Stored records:
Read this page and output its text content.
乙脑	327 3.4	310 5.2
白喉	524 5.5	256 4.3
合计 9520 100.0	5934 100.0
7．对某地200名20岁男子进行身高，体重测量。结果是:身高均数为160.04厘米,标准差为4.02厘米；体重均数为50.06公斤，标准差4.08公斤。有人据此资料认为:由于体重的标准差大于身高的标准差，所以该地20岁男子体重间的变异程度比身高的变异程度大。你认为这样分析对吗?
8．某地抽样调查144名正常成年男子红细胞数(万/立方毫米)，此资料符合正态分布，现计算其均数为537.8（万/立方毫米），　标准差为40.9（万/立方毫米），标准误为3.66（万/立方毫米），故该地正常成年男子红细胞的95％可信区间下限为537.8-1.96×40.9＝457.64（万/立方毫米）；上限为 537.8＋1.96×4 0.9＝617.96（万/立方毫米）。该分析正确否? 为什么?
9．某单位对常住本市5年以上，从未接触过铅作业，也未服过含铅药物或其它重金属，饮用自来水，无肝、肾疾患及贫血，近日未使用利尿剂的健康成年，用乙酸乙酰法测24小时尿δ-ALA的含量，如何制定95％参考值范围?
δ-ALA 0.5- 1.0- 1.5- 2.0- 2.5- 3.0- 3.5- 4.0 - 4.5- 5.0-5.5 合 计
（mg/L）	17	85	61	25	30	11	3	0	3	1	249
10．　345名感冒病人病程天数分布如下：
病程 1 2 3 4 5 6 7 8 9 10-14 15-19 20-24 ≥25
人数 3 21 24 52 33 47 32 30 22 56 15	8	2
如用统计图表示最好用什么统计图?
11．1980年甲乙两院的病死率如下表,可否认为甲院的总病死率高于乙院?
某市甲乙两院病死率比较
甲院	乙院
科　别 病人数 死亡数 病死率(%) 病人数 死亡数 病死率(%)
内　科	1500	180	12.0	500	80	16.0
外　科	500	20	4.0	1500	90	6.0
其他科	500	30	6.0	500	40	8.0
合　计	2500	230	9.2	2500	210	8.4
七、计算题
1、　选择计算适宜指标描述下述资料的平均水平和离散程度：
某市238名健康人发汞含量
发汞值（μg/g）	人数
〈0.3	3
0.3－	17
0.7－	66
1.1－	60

WORK TO COMPLETE: Reproduce the records in full, exactly as written.

TASK OUTPUT:
Read this page and output its text content.
乙脑	327 3.4	310 5.2
白喉	524 5.5	256 4.3
合计 9520 100.0	5934 100.0
7．对某地200名20岁男子进行身高，体重测量。结果是:身高均数为160.04厘米,标准差为4.02厘米；体重均数为50.06公斤，标准差4.08公斤。有人据此资料认为:由于体重的标准差大于身高的标准差，所以该地20岁男子体重间的变异程度比身高的变异程度大。你认为这样分析对吗?
8．某地抽样调查144名正常成年男子红细胞数(万/立方毫米)，此资料符合正态分布，现计算其均数为537.8（万/立方毫米），　标准差为40.9（万/立方毫米），标准误为3.66（万/立方毫米），故该地正常成年男子红细胞的95％可信区间下限为537.8-1.96×40.9＝457.64（万/立方毫米）；上限为 537.8＋1.96×4 0.9＝617.96（万/立方毫米）。该分析正确否? 为什么?
9．某单位对常住本市5年以上，从未接触过铅作业，也未服过含铅药物或其它重金属，饮用自来水，无肝、肾疾患及贫血，近日未使用利尿剂的健康成年，用乙酸乙酰法测24小时尿δ-ALA的含量，如何制定95％参考值范围?
δ-ALA 0.5- 1.0- 1.5- 2.0- 2.5- 3.0- 3.5- 4.0 - 4.5- 5.0-5.5 合 计
（mg/L）	17	85	61	25	30	11	3	0	3	1	249
10．　345名感冒病人病程天数分布如下：
病程 1 2 3 4 5 6 7 8 9 10-14 15-19 20-24 ≥25
人数 3 21 24 52 33 47 32 30 22 56 15	8	2
如用统计图表示最好用什么统计图?
11．1980年甲乙两院的病死率如下表,可否认为甲院的总病死率高于乙院?
某市甲乙两院病死率比较
甲院	乙院
科　别 病人数 死亡数 病死率(%) 病人数 死亡数 病死率(%)
内　科	1500	180	12.0	500	80	16.0
外　科	500	20	4.0	1500	90	6.0
其他科	500	30	6.0	500	40	8.0
合　计	2500	230	9.2	2500	210	8.4
七、计算题
1、　选择计算适宜指标描述下述资料的平均水平和离散程度：
某市238名健康人发汞含量
发汞值（μg/g）	人数
〈0.3	3
0.3－	17
0.7－	66
1.1－	60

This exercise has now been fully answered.